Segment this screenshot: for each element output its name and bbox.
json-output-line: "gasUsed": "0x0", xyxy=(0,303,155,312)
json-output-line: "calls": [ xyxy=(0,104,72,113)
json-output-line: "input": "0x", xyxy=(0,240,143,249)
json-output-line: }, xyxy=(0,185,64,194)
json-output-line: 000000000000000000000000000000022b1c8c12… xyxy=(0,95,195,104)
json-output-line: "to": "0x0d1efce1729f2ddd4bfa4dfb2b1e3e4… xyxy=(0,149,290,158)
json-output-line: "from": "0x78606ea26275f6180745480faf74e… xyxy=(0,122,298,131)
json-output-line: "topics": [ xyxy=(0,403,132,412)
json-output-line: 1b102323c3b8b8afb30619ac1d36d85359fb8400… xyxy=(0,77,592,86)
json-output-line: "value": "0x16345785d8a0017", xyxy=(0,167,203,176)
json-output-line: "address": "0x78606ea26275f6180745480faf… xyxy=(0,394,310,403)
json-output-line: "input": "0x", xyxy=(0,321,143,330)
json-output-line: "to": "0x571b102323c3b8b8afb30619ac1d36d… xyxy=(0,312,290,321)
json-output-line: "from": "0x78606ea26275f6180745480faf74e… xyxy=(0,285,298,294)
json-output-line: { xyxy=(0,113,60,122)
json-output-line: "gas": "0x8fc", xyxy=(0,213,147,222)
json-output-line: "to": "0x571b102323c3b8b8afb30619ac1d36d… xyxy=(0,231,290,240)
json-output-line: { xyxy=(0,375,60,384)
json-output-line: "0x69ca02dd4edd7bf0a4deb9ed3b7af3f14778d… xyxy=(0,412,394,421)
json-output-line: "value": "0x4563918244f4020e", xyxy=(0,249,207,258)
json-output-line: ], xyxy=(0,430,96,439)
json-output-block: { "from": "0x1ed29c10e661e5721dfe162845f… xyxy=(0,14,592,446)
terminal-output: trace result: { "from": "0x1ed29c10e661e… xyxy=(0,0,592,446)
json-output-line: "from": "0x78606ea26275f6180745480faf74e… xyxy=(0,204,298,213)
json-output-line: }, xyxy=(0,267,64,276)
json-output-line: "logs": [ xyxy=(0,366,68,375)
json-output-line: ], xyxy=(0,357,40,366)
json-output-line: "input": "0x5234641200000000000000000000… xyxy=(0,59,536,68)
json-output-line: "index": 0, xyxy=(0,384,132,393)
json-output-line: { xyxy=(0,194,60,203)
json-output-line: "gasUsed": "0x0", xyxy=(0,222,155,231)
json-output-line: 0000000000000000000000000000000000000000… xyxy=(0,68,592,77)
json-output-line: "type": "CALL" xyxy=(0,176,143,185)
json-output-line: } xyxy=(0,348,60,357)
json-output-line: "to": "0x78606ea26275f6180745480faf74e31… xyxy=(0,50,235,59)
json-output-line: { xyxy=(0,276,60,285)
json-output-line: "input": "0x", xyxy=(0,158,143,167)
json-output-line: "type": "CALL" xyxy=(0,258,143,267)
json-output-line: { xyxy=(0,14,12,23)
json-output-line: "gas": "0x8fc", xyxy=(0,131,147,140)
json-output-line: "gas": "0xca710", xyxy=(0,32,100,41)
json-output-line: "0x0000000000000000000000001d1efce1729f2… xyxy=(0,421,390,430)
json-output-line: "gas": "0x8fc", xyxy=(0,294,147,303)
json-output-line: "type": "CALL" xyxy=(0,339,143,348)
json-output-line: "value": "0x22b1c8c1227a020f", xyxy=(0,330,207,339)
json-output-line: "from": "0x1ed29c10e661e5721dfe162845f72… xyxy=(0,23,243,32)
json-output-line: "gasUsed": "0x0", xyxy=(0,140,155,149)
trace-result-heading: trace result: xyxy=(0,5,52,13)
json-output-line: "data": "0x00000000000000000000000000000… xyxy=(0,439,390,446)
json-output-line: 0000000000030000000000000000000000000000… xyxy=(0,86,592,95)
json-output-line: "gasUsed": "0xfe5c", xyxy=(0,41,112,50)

==================================================

Gather every line of the records above that contains the string "result", treating uppercase and lowercase letters as different.

terminal-output: trace result: { "from": "0x1ed29c10e661e… xyxy=(0,0,592,446)
trace-result-heading: trace result: xyxy=(0,5,52,13)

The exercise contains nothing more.